**YOUR INSTRUCTIONS:**
Output every record word for word.

(Part of a data file)
━━━━━━━━━━━━━━━━━━━━━━━━━━━━━━

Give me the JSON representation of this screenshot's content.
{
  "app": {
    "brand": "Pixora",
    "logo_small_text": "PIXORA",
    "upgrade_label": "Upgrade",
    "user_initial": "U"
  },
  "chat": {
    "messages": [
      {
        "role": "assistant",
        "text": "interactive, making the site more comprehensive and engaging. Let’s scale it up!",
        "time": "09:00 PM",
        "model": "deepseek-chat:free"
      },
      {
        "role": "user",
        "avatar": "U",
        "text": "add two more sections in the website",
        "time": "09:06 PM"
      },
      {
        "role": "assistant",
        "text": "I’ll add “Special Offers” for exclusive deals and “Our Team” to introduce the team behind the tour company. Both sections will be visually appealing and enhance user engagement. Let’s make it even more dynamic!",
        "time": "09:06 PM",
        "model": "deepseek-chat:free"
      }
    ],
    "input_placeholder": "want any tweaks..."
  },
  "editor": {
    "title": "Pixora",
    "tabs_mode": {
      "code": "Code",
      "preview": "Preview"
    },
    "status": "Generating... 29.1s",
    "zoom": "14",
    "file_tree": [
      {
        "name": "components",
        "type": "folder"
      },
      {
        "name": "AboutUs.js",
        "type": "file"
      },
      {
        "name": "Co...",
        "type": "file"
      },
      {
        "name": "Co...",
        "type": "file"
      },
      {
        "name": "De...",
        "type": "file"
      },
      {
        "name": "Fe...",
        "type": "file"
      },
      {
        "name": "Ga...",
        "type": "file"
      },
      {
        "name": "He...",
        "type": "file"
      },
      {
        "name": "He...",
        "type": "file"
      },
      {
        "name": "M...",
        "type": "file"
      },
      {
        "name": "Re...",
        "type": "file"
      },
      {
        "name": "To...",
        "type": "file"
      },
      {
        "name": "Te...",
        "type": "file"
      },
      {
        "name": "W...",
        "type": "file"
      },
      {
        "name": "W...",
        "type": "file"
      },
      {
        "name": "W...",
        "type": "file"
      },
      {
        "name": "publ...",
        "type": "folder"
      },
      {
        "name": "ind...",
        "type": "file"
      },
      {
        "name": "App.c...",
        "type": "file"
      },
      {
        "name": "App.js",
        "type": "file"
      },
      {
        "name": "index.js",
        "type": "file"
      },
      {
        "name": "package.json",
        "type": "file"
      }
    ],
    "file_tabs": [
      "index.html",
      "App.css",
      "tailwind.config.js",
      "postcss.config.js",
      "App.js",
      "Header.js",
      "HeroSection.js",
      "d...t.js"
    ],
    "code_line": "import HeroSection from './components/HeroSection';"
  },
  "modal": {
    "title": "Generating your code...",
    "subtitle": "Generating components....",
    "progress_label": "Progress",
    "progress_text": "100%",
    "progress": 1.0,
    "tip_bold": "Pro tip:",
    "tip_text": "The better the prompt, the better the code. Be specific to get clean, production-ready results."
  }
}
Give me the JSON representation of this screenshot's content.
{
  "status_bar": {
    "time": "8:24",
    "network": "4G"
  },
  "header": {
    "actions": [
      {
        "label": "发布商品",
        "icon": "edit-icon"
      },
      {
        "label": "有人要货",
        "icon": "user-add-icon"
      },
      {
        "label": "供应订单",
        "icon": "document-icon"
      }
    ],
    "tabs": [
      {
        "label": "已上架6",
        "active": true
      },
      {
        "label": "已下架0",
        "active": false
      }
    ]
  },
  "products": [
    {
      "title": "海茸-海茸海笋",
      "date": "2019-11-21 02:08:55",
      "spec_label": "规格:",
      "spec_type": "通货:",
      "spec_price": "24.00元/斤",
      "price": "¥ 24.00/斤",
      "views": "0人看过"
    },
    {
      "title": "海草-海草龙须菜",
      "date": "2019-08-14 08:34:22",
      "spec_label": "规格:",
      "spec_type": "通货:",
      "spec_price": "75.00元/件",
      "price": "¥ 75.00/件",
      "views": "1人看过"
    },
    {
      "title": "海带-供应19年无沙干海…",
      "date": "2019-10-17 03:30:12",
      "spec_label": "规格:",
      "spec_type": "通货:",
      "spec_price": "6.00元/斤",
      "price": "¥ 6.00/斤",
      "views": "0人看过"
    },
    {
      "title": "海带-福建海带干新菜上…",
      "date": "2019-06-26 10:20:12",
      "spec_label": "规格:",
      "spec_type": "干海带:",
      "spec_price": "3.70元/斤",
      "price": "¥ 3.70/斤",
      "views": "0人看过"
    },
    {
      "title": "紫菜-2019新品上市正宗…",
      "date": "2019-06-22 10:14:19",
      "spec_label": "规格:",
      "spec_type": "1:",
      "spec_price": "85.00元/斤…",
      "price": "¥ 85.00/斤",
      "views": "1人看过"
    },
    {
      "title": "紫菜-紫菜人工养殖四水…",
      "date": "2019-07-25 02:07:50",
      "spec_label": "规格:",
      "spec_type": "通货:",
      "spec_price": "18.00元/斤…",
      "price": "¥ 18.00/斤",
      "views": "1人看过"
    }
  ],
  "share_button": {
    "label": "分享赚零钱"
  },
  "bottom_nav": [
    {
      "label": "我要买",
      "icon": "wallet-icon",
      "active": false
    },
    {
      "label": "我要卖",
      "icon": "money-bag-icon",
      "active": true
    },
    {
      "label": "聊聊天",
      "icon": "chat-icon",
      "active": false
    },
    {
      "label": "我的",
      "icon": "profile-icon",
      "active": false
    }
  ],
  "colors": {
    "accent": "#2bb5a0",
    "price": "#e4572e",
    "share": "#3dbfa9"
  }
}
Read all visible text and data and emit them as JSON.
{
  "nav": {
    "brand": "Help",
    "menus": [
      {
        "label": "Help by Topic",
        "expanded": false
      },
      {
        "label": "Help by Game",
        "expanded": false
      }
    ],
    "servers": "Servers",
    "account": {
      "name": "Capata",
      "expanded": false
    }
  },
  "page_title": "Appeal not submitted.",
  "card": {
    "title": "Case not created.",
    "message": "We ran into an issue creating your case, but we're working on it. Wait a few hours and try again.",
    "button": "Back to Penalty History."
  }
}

━━━━━━━━━━━━━━━━━━━━━━━━━━━━━━

**ANSWER TO THE PROBLEM:**
Give me the JSON representation of this screenshot's content.
{
  "app": {
    "brand": "Pixora",
    "logo_small_text": "PIXORA",
    "upgrade_label": "Upgrade",
    "user_initial": "U"
  },
  "chat": {
    "messages": [
      {
        "role": "assistant",
        "text": "interactive, making the site more comprehensive and engaging. Let’s scale it up!",
        "time": "09:00 PM",
        "model": "deepseek-chat:free"
      },
      {
        "role": "user",
        "avatar": "U",
        "text": "add two more sections in the website",
        "time": "09:06 PM"
      },
      {
        "role": "assistant",
        "text": "I’ll add “Special Offers” for exclusive deals and “Our Team” to introduce the team behind the tour company. Both sections will be visually appealing and enhance user engagement. Let’s make it even more dynamic!",
        "time": "09:06 PM",
        "model": "deepseek-chat:free"
      }
    ],
    "input_placeholder": "want any tweaks..."
  },
  "editor": {
    "title": "Pixora",
    "tabs_mode": {
      "code": "Code",
      "preview": "Preview"
    },
    "status": "Generating... 29.1s",
    "zoom": "14",
    "file_tree": [
      {
        "name": "components",
        "type": "folder"
      },
      {
        "name": "AboutUs.js",
        "type": "file"
      },
      {
        "name": "Co...",
        "type": "file"
      },
      {
        "name": "Co...",
        "type": "file"
      },
      {
        "name": "De...",
        "type": "file"
      },
      {
        "name": "Fe...",
        "type": "file"
      },
      {
        "name": "Ga...",
        "type": "file"
      },
      {
        "name": "He...",
        "type": "file"
      },
      {
        "name": "He...",
        "type": "file"
      },
      {
        "name": "M...",
        "type": "file"
      },
      {
        "name": "Re...",
        "type": "file"
      },
      {
        "name": "To...",
        "type": "file"
      },
      {
        "name": "Te...",
        "type": "file"
      },
      {
        "name": "W...",
        "type": "file"
      },
      {
        "name": "W...",
        "type": "file"
      },
      {
        "name": "W...",
        "type": "file"
      },
      {
        "name": "publ...",
        "type": "folder"
      },
      {
        "name": "ind...",
        "type": "file"
      },
      {
        "name": "App.c...",
        "type": "file"
      },
      {
        "name": "App.js",
        "type": "file"
      },
      {
        "name": "index.js",
        "type": "file"
      },
      {
        "name": "package.json",
        "type": "file"
      }
    ],
    "file_tabs": [
      "index.html",
      "App.css",
      "tailwind.config.js",
      "postcss.config.js",
      "App.js",
      "Header.js",
      "HeroSection.js",
      "d...t.js"
    ],
    "code_line": "import HeroSection from './components/HeroSection';"
  },
  "modal": {
    "title": "Generating your code...",
    "subtitle": "Generating components....",
    "progress_label": "Progress",
    "progress_text": "100%",
    "progress": 1.0,
    "tip_bold": "Pro tip:",
    "tip_text": "The better the prompt, the better the code. Be specific to get clean, production-ready results."
  }
}
Give me the JSON representation of this screenshot's content.
{
  "status_bar": {
    "time": "8:24",
    "network": "4G"
  },
  "header": {
    "actions": [
      {
        "label": "发布商品",
        "icon": "edit-icon"
      },
      {
        "label": "有人要货",
        "icon": "user-add-icon"
      },
      {
        "label": "供应订单",
        "icon": "document-icon"
      }
    ],
    "tabs": [
      {
        "label": "已上架6",
        "active": true
      },
      {
        "label": "已下架0",
        "active": false
      }
    ]
  },
  "products": [
    {
      "title": "海茸-海茸海笋",
      "date": "2019-11-21 02:08:55",
      "spec_label": "规格:",
      "spec_type": "通货:",
      "spec_price": "24.00元/斤",
      "price": "¥ 24.00/斤",
      "views": "0人看过"
    },
    {
      "title": "海草-海草龙须菜",
      "date": "2019-08-14 08:34:22",
      "spec_label": "规格:",
      "spec_type": "通货:",
      "spec_price": "75.00元/件",
      "price": "¥ 75.00/件",
      "views": "1人看过"
    },
    {
      "title": "海带-供应19年无沙干海…",
      "date": "2019-10-17 03:30:12",
      "spec_label": "规格:",
      "spec_type": "通货:",
      "spec_price": "6.00元/斤",
      "price": "¥ 6.00/斤",
      "views": "0人看过"
    },
    {
      "title": "海带-福建海带干新菜上…",
      "date": "2019-06-26 10:20:12",
      "spec_label": "规格:",
      "spec_type": "干海带:",
      "spec_price": "3.70元/斤",
      "price": "¥ 3.70/斤",
      "views": "0人看过"
    },
    {
      "title": "紫菜-2019新品上市正宗…",
      "date": "2019-06-22 10:14:19",
      "spec_label": "规格:",
      "spec_type": "1:",
      "spec_price": "85.00元/斤…",
      "price": "¥ 85.00/斤",
      "views": "1人看过"
    },
    {
      "title": "紫菜-紫菜人工养殖四水…",
      "date": "2019-07-25 02:07:50",
      "spec_label": "规格:",
      "spec_type": "通货:",
      "spec_price": "18.00元/斤…",
      "price": "¥ 18.00/斤",
      "views": "1人看过"
    }
  ],
  "share_button": {
    "label": "分享赚零钱"
  },
  "bottom_nav": [
    {
      "label": "我要买",
      "icon": "wallet-icon",
      "active": false
    },
    {
      "label": "我要卖",
      "icon": "money-bag-icon",
      "active": true
    },
    {
      "label": "聊聊天",
      "icon": "chat-icon",
      "active": false
    },
    {
      "label": "我的",
      "icon": "profile-icon",
      "active": false
    }
  ],
  "colors": {
    "accent": "#2bb5a0",
    "price": "#e4572e",
    "share": "#3dbfa9"
  }
}
Read all visible text and data and emit them as JSON.
{
  "nav": {
    "brand": "Help",
    "menus": [
      {
        "label": "Help by Topic",
        "expanded": false
      },
      {
        "label": "Help by Game",
        "expanded": false
      }
    ],
    "servers": "Servers",
    "account": {
      "name": "Capata",
      "expanded": false
    }
  },
  "page_title": "Appeal not submitted.",
  "card": {
    "title": "Case not created.",
    "message": "We ran into an issue creating your case, but we're working on it. Wait a few hours and try again.",
    "button": "Back to Penalty History."
  }
}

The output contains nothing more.